*Goal*:
Take the material and output all of it exactly.

*Dataset records*:
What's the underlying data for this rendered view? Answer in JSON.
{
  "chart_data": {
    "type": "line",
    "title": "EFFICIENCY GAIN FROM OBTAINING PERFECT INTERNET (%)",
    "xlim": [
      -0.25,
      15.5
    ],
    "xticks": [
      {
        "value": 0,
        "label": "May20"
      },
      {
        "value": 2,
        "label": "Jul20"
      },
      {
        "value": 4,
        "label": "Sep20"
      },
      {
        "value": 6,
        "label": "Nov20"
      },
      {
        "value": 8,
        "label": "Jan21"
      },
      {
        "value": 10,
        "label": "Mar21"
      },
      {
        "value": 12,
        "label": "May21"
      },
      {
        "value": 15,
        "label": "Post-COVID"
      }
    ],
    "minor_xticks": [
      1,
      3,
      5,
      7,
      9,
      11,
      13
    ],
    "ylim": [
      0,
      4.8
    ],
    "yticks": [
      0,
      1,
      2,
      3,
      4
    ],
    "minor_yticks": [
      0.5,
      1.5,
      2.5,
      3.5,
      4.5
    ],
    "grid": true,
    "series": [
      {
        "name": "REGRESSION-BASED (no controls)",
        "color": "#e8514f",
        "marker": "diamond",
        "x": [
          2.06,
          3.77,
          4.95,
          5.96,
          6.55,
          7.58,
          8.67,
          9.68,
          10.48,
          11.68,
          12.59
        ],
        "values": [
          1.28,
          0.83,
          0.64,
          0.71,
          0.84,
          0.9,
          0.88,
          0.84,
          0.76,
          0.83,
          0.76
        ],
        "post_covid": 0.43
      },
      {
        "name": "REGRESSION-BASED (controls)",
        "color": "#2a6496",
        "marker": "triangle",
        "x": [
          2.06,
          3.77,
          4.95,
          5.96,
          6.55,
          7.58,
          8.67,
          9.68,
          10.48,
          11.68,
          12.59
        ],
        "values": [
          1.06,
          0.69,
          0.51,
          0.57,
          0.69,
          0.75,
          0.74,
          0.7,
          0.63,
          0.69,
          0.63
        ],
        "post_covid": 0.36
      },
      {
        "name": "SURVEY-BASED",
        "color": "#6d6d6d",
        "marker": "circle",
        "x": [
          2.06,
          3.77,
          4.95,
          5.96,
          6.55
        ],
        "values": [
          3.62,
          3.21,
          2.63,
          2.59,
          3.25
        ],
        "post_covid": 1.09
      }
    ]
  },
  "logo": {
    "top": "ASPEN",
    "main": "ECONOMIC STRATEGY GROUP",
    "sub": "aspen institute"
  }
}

*Solution to this exercise*:
What's the underlying data for this rendered view? Answer in JSON.
{
  "chart_data": {
    "type": "line",
    "title": "EFFICIENCY GAIN FROM OBTAINING PERFECT INTERNET (%)",
    "xlim": [
      -0.25,
      15.5
    ],
    "xticks": [
      {
        "value": 0,
        "label": "May20"
      },
      {
        "value": 2,
        "label": "Jul20"
      },
      {
        "value": 4,
        "label": "Sep20"
      },
      {
        "value": 6,
        "label": "Nov20"
      },
      {
        "value": 8,
        "label": "Jan21"
      },
      {
        "value": 10,
        "label": "Mar21"
      },
      {
        "value": 12,
        "label": "May21"
      },
      {
        "value": 15,
        "label": "Post-COVID"
      }
    ],
    "minor_xticks": [
      1,
      3,
      5,
      7,
      9,
      11,
      13
    ],
    "ylim": [
      0,
      4.8
    ],
    "yticks": [
      0,
      1,
      2,
      3,
      4
    ],
    "minor_yticks": [
      0.5,
      1.5,
      2.5,
      3.5,
      4.5
    ],
    "grid": true,
    "series": [
      {
        "name": "REGRESSION-BASED (no controls)",
        "color": "#e8514f",
        "marker": "diamond",
        "x": [
          2.06,
          3.77,
          4.95,
          5.96,
          6.55,
          7.58,
          8.67,
          9.68,
          10.48,
          11.68,
          12.59
        ],
        "values": [
          1.28,
          0.83,
          0.64,
          0.71,
          0.84,
          0.9,
          0.88,
          0.84,
          0.76,
          0.83,
          0.76
        ],
        "post_covid": 0.43
      },
      {
        "name": "REGRESSION-BASED (controls)",
        "color": "#2a6496",
        "marker": "triangle",
        "x": [
          2.06,
          3.77,
          4.95,
          5.96,
          6.55,
          7.58,
          8.67,
          9.68,
          10.48,
          11.68,
          12.59
        ],
        "values": [
          1.06,
          0.69,
          0.51,
          0.57,
          0.69,
          0.75,
          0.74,
          0.7,
          0.63,
          0.69,
          0.63
        ],
        "post_covid": 0.36
      },
      {
        "name": "SURVEY-BASED",
        "color": "#6d6d6d",
        "marker": "circle",
        "x": [
          2.06,
          3.77,
          4.95,
          5.96,
          6.55
        ],
        "values": [
          3.62,
          3.21,
          2.63,
          2.59,
          3.25
        ],
        "post_covid": 1.09
      }
    ]
  },
  "logo": {
    "top": "ASPEN",
    "main": "ECONOMIC STRATEGY GROUP",
    "sub": "aspen institute"
  }
}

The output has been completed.